▶ [Stated task] Please copy every line of the records below that holds the word "making".
-- Begin --
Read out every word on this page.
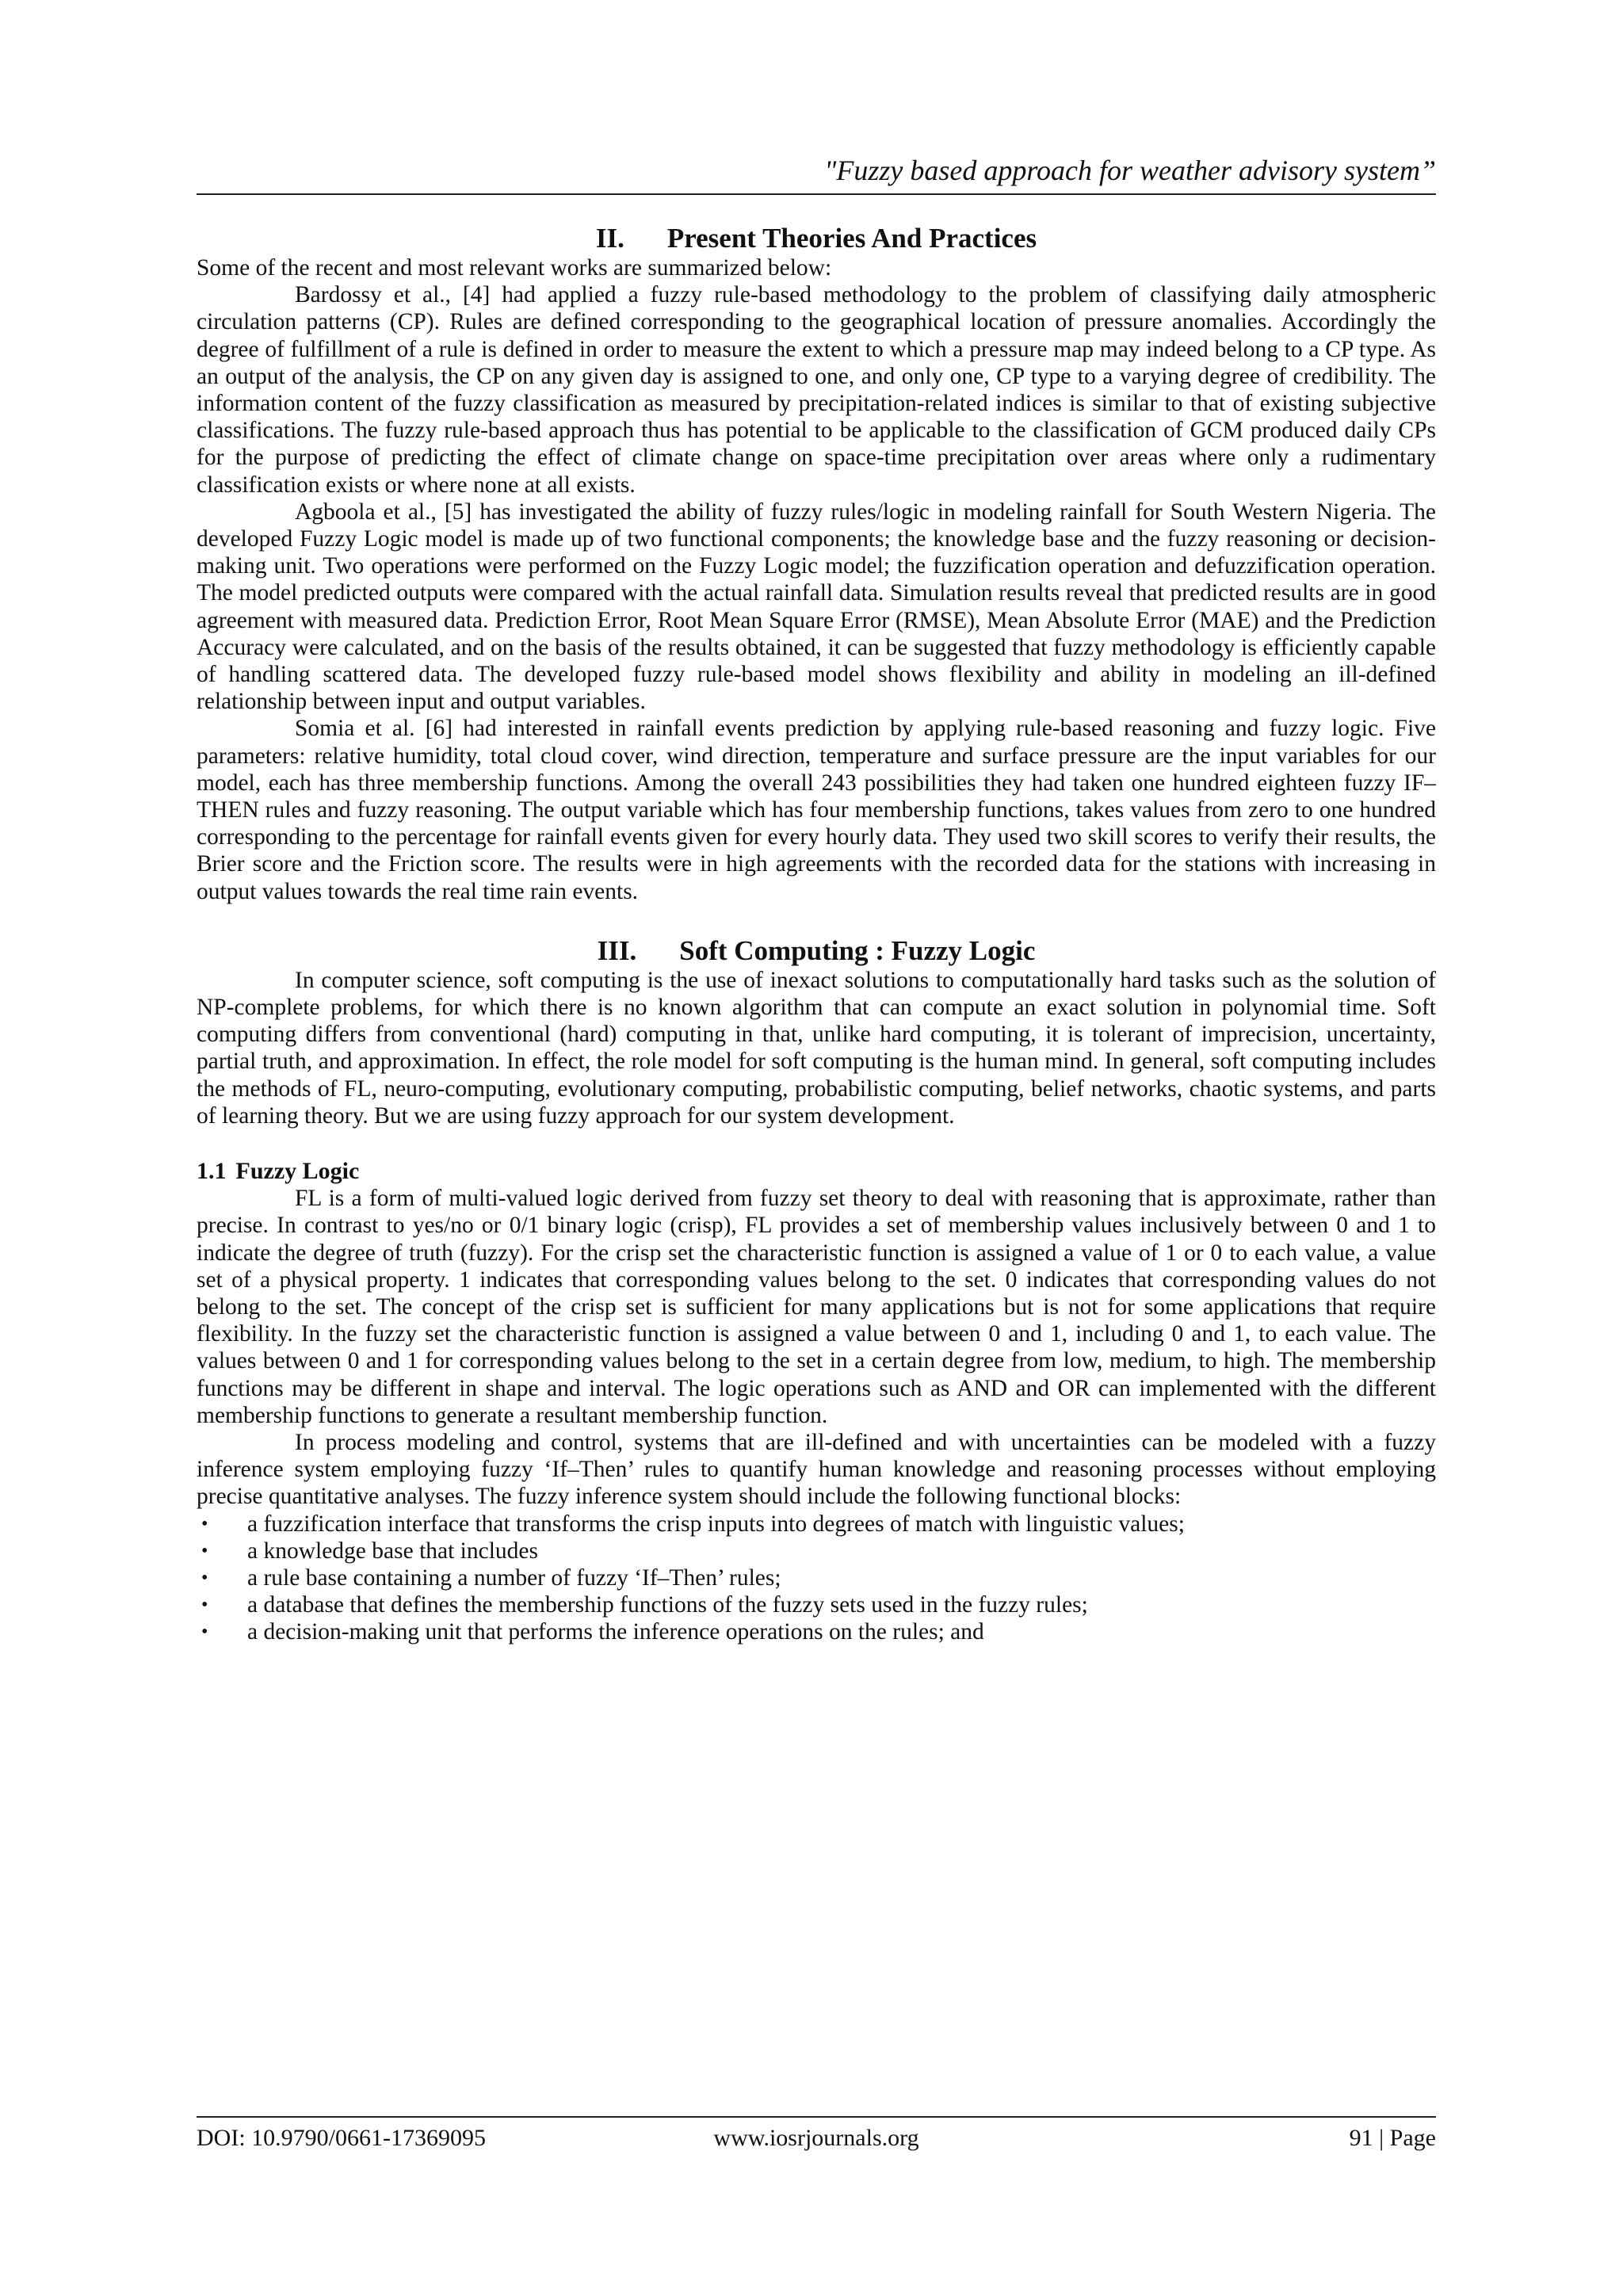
"Fuzzy based approach for weather advisory system”
II. Present Theories And Practices

Some of the recent and most relevant works are summarized below:

Bardossy et al., [4] had applied a fuzzy rule-based methodology to the problem of classifying daily atmospheric circulation patterns (CP). Rules are defined corresponding to the geographical location of pressure anomalies. Accordingly the degree of fulfillment of a rule is defined in order to measure the extent to which a pressure map may indeed belong to a CP type. As an output of the analysis, the CP on any given day is assigned to one, and only one, CP type to a varying degree of credibility. The information content of the fuzzy classification as measured by precipitation-related indices is similar to that of existing subjective classifications. The fuzzy rule-based approach thus has potential to be applicable to the classification of GCM produced daily CPs for the purpose of predicting the effect of climate change on space-time precipitation over areas where only a rudimentary classification exists or where none at all exists.

Agboola et al., [5] has investigated the ability of fuzzy rules/logic in modeling rainfall for South Western Nigeria. The developed Fuzzy Logic model is made up of two functional components; the knowledge base and the fuzzy reasoning or decision-making unit. Two operations were performed on the Fuzzy Logic model; the fuzzification operation and defuzzification operation. The model predicted outputs were compared with the actual rainfall data. Simulation results reveal that predicted results are in good agreement with measured data. Prediction Error, Root Mean Square Error (RMSE), Mean Absolute Error (MAE) and the Prediction Accuracy were calculated, and on the basis of the results obtained, it can be suggested that fuzzy methodology is efficiently capable of handling scattered data. The developed fuzzy rule-based model shows flexibility and ability in modeling an ill-defined relationship between input and output variables.

Somia et al. [6] had interested in rainfall events prediction by applying rule-based reasoning and fuzzy logic. Five parameters: relative humidity, total cloud cover, wind direction, temperature and surface pressure are the input variables for our model, each has three membership functions. Among the overall 243 possibilities they had taken one hundred eighteen fuzzy IF–THEN rules and fuzzy reasoning. The output variable which has four membership functions, takes values from zero to one hundred corresponding to the percentage for rainfall events given for every hourly data. They used two skill scores to verify their results, the Brier score and the Friction score. The results were in high agreements with the recorded data for the stations with increasing in output values towards the real time rain events.

III. Soft Computing : Fuzzy Logic

In computer science, soft computing is the use of inexact solutions to computationally hard tasks such as the solution of NP-complete problems, for which there is no known algorithm that can compute an exact solution in polynomial time. Soft computing differs from conventional (hard) computing in that, unlike hard computing, it is tolerant of imprecision, uncertainty, partial truth, and approximation. In effect, the role model for soft computing is the human mind. In general, soft computing includes the methods of FL, neuro-computing, evolutionary computing, probabilistic computing, belief networks, chaotic systems, and parts of learning theory. But we are using fuzzy approach for our system development.

1.1 Fuzzy Logic

FL is a form of multi-valued logic derived from fuzzy set theory to deal with reasoning that is approximate, rather than precise. In contrast to yes/no or 0/1 binary logic (crisp), FL provides a set of membership values inclusively between 0 and 1 to indicate the degree of truth (fuzzy). For the crisp set the characteristic function is assigned a value of 1 or 0 to each value, a value set of a physical property. 1 indicates that corresponding values belong to the set. 0 indicates that corresponding values do not belong to the set. The concept of the crisp set is sufficient for many applications but is not for some applications that require flexibility. In the fuzzy set the characteristic function is assigned a value between 0 and 1, including 0 and 1, to each value. The values between 0 and 1 for corresponding values belong to the set in a certain degree from low, medium, to high. The membership functions may be different in shape and interval. The logic operations such as AND and OR can implemented with the different membership functions to generate a resultant membership function.

In process modeling and control, systems that are ill-defined and with uncertainties can be modeled with a fuzzy inference system employing fuzzy ‘If–Then’ rules to quantify human knowledge and reasoning processes without employing precise quantitative analyses. The fuzzy inference system should include the following functional blocks:

• a fuzzification interface that transforms the crisp inputs into degrees of match with linguistic values;
• a knowledge base that includes
• a rule base containing a number of fuzzy ‘If–Then’ rules;
• a database that defines the membership functions of the fuzzy sets used in the fuzzy rules;
• a decision-making unit that performs the inference operations on the rules; and
DOI: 10.9790/0661-17369095	www.iosrjournals.org	91 | Page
-- End --
▶ [Answer for the task]
Agboola et al., [5] has investigated the ability of fuzzy rules/logic in modeling rainfall for South Western Nigeria. The developed Fuzzy Logic model is made up of two functional components; the knowledge base and the fuzzy reasoning or decision-making unit. Two operations were performed on the Fuzzy Logic model; the fuzzification operation and defuzzification operation. The model predicted outputs were compared with the actual rainfall data. Simulation results reveal that predicted results are in good agreement with measured data. Prediction Error, Root Mean Square Error (RMSE), Mean Absolute Error (MAE) and the Prediction Accuracy were calculated, and on the basis of the results obtained, it can be suggested that fuzzy methodology is efficiently capable of handling scattered data. The developed fuzzy rule-based model shows flexibility and ability in modeling an ill-defined relationship between input and output variables.
• a decision-making unit that performs the inference operations on the rules; and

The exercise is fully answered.